+++ Extracted records +++

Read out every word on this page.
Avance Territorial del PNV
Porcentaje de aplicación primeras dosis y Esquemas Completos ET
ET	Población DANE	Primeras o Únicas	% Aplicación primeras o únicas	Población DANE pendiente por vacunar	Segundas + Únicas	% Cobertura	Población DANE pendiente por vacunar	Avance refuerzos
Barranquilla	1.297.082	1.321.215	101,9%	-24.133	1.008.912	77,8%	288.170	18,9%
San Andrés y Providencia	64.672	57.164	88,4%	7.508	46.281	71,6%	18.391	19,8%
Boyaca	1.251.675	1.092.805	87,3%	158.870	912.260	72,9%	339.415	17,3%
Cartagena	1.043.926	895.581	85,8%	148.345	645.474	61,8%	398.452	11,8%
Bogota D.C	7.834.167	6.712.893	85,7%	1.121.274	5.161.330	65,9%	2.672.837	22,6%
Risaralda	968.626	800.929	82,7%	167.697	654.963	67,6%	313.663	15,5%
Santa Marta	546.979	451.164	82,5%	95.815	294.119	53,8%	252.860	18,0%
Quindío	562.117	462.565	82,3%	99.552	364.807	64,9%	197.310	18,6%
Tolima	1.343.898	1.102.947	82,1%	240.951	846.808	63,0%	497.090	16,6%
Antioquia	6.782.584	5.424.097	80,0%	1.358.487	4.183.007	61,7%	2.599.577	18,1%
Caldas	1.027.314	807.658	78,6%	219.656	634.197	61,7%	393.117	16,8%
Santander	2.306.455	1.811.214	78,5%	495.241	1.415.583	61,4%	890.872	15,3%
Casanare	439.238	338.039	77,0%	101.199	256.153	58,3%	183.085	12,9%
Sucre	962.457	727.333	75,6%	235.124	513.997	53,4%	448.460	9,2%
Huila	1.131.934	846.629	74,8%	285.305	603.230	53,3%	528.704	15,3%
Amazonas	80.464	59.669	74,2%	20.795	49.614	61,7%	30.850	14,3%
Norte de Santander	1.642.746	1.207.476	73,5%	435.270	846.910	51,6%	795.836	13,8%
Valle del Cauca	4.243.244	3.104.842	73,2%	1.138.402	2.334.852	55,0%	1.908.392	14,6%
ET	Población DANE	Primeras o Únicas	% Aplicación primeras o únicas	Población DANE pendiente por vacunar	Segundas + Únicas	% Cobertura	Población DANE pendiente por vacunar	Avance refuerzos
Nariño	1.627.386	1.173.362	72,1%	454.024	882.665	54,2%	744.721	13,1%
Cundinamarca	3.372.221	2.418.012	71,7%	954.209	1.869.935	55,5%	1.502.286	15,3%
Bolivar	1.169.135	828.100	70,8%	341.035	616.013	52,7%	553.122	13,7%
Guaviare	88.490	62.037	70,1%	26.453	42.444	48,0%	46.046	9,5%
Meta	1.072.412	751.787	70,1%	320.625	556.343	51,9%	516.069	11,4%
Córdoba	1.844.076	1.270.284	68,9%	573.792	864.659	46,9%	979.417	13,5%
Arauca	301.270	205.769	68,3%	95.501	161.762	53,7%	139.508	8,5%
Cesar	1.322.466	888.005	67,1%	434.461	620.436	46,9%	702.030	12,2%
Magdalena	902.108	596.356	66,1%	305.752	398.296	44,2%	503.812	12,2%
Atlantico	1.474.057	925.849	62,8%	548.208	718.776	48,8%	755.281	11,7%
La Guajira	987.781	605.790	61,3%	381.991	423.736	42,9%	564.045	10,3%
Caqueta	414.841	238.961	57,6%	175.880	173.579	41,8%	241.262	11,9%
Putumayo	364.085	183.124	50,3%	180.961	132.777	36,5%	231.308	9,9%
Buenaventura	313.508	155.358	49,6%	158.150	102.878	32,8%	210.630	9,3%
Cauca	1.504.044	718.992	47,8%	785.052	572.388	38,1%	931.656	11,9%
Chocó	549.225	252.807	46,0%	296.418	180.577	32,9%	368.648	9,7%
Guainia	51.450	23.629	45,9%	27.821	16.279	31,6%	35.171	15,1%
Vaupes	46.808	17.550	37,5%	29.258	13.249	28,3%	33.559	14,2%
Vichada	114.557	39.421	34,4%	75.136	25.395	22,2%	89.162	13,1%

+++

§ **Objective**
Give the number of lines in the listing above that hold the string "Santander", with nothing else.

§ **Written response**
2